**Given problem**
An exact reproduction of the records is required, with all images left out.

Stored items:
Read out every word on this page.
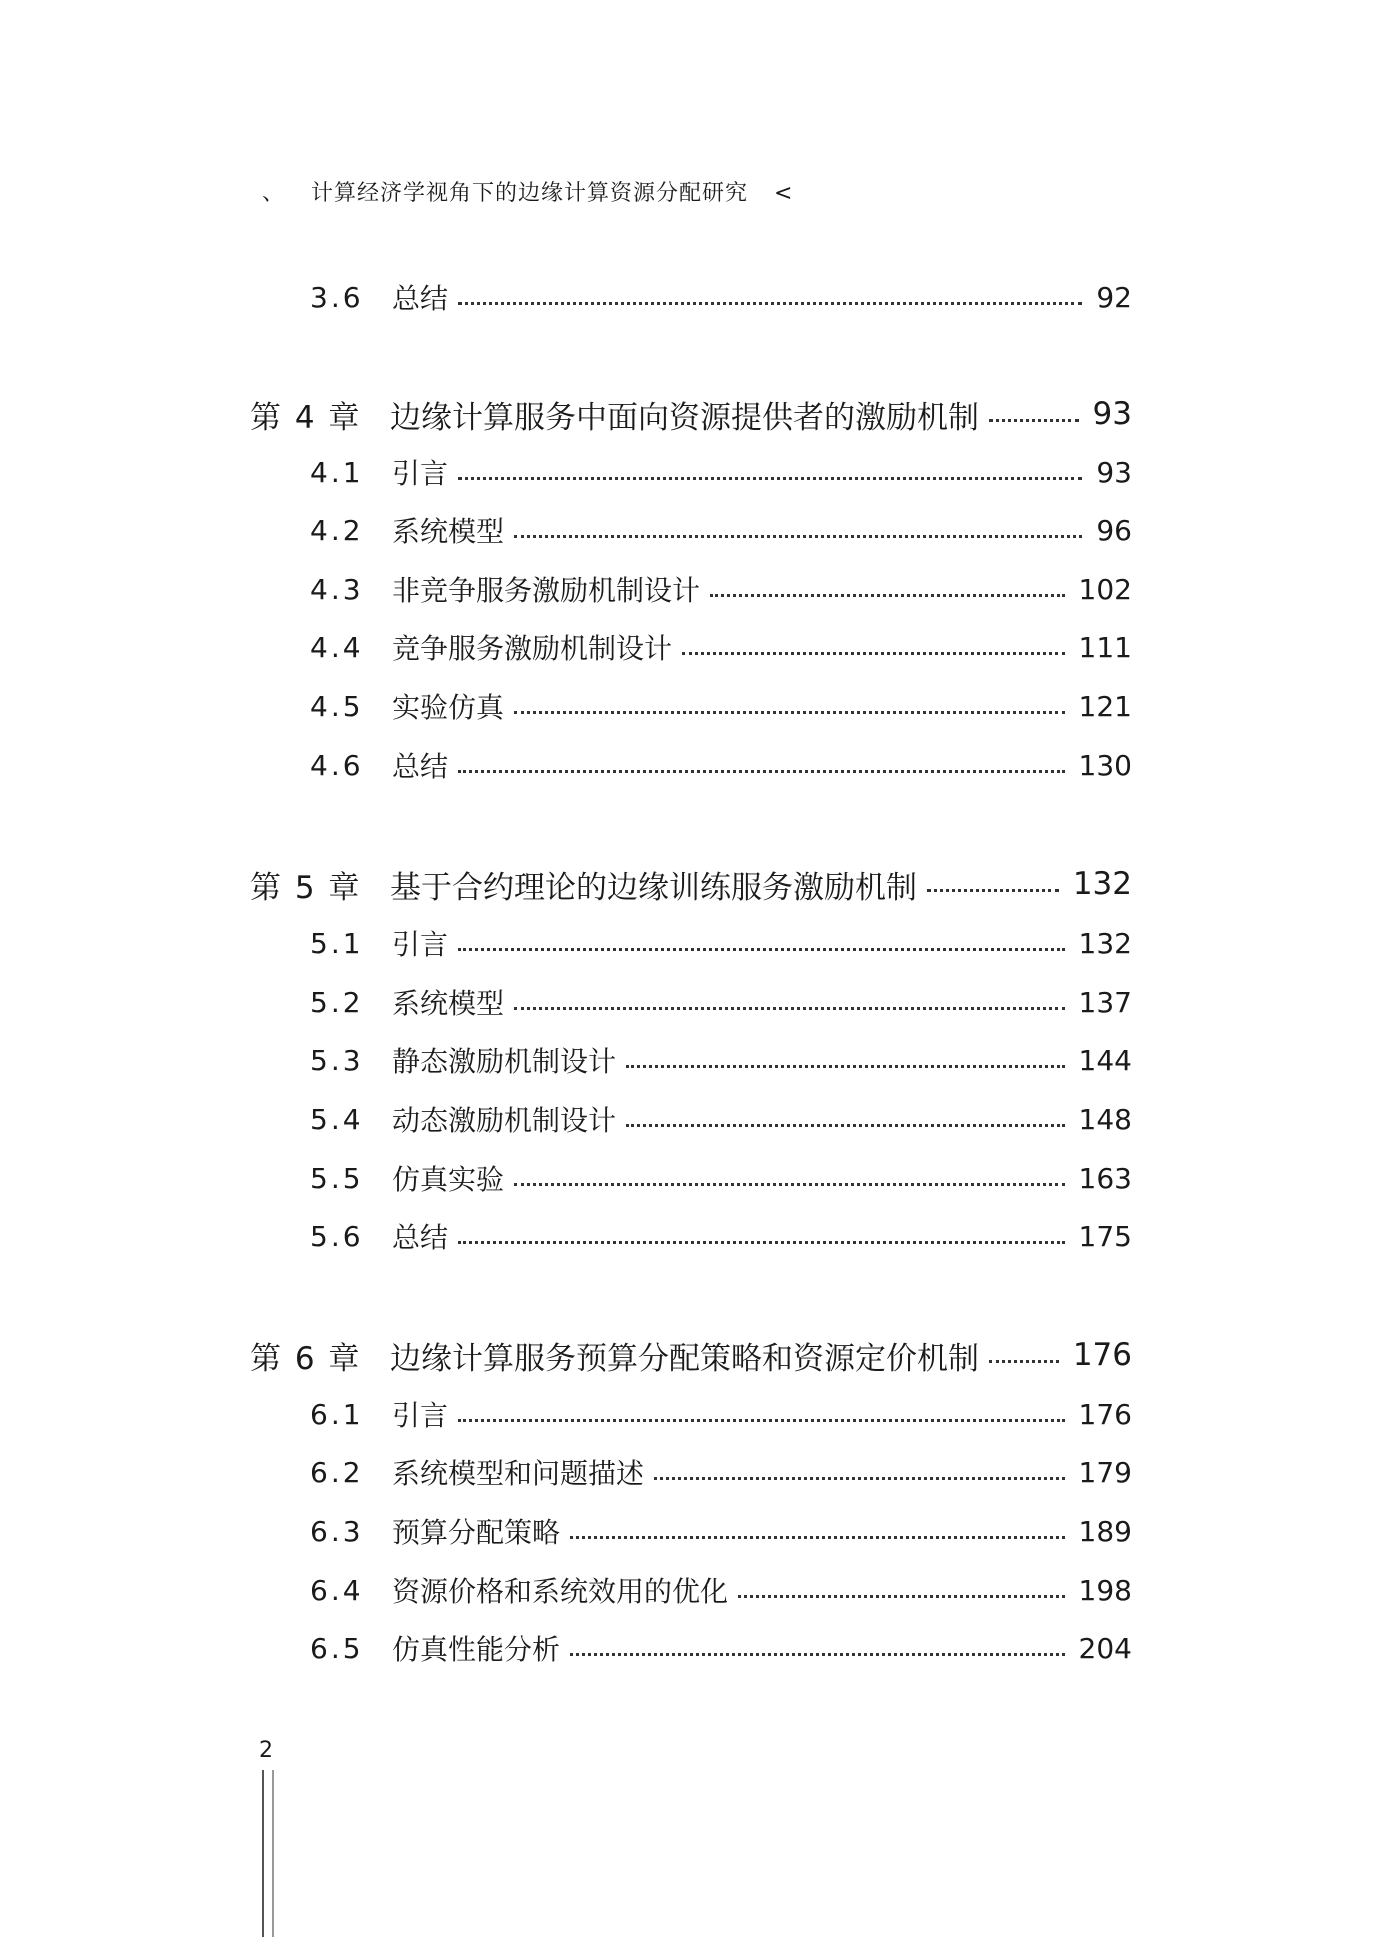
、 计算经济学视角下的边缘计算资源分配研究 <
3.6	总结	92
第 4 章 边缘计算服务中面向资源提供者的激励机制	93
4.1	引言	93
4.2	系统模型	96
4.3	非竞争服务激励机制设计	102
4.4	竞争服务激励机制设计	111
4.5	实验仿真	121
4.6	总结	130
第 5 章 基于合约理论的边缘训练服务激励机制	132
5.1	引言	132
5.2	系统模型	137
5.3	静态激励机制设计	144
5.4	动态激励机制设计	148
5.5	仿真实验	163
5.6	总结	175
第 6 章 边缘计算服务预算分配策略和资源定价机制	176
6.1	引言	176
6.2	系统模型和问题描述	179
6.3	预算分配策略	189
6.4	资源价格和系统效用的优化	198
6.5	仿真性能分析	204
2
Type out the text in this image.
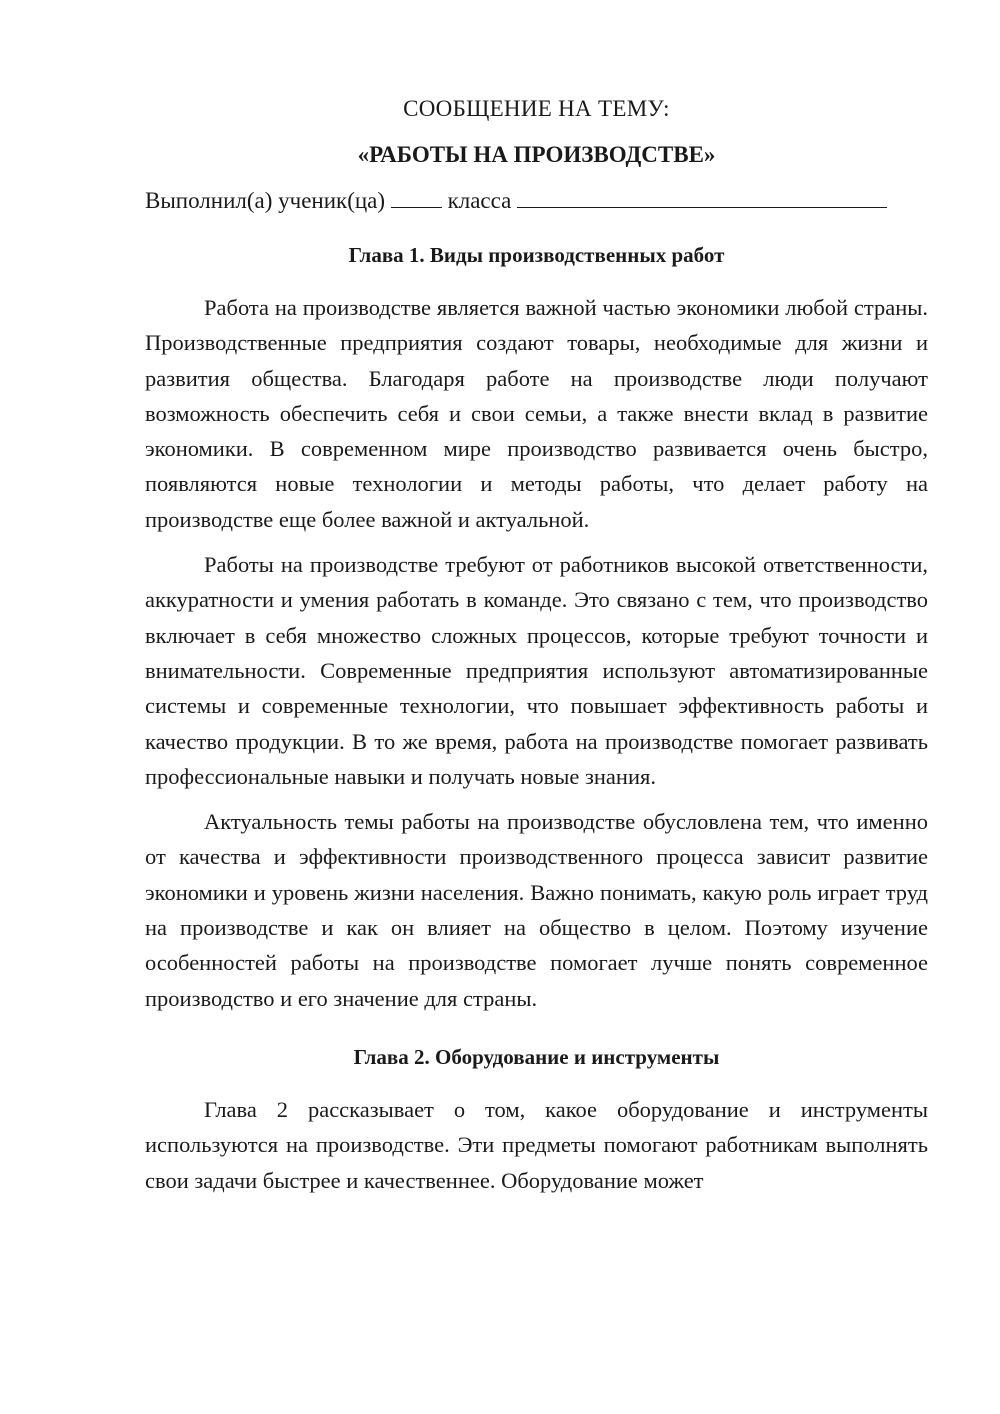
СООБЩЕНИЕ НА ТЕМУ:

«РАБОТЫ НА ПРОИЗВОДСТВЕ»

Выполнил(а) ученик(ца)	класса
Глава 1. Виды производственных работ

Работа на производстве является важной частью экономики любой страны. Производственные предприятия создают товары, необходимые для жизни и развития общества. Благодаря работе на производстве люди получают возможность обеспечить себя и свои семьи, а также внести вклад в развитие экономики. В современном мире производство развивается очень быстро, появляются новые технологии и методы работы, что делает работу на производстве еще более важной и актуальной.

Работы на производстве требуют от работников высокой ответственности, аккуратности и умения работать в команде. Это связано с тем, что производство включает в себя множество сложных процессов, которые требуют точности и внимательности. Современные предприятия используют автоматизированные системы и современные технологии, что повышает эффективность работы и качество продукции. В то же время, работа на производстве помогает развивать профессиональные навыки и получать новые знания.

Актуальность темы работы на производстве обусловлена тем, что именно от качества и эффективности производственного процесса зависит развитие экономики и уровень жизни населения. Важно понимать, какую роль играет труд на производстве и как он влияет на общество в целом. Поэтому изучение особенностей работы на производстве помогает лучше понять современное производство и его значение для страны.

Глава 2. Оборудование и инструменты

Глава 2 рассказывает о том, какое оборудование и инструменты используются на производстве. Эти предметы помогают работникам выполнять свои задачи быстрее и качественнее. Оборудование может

**Result below**
Read out every word on this page.
、 计算经济学视角下的边缘计算资源分配研究 <
3.6	总结	92
第 4 章 边缘计算服务中面向资源提供者的激励机制	93
4.1	引言	93
4.2	系统模型	96
4.3	非竞争服务激励机制设计	102
4.4	竞争服务激励机制设计	111
4.5	实验仿真	121
4.6	总结	130
第 5 章 基于合约理论的边缘训练服务激励机制	132
5.1	引言	132
5.2	系统模型	137
5.3	静态激励机制设计	144
5.4	动态激励机制设计	148
5.5	仿真实验	163
5.6	总结	175
第 6 章 边缘计算服务预算分配策略和资源定价机制	176
6.1	引言	176
6.2	系统模型和问题描述	179
6.3	预算分配策略	189
6.4	资源价格和系统效用的优化	198
6.5	仿真性能分析	204
2
Type out the text in this image.
СООБЩЕНИЕ НА ТЕМУ:

«РАБОТЫ НА ПРОИЗВОДСТВЕ»

Выполнил(а) ученик(ца)	класса
Глава 1. Виды производственных работ

Работа на производстве является важной частью экономики любой страны. Производственные предприятия создают товары, необходимые для жизни и развития общества. Благодаря работе на производстве люди получают возможность обеспечить себя и свои семьи, а также внести вклад в развитие экономики. В современном мире производство развивается очень быстро, появляются новые технологии и методы работы, что делает работу на производстве еще более важной и актуальной.

Работы на производстве требуют от работников высокой ответственности, аккуратности и умения работать в команде. Это связано с тем, что производство включает в себя множество сложных процессов, которые требуют точности и внимательности. Современные предприятия используют автоматизированные системы и современные технологии, что повышает эффективность работы и качество продукции. В то же время, работа на производстве помогает развивать профессиональные навыки и получать новые знания.

Актуальность темы работы на производстве обусловлена тем, что именно от качества и эффективности производственного процесса зависит развитие экономики и уровень жизни населения. Важно понимать, какую роль играет труд на производстве и как он влияет на общество в целом. Поэтому изучение особенностей работы на производстве помогает лучше понять современное производство и его значение для страны.

Глава 2. Оборудование и инструменты

Глава 2 рассказывает о том, какое оборудование и инструменты используются на производстве. Эти предметы помогают работникам выполнять свои задачи быстрее и качественнее. Оборудование может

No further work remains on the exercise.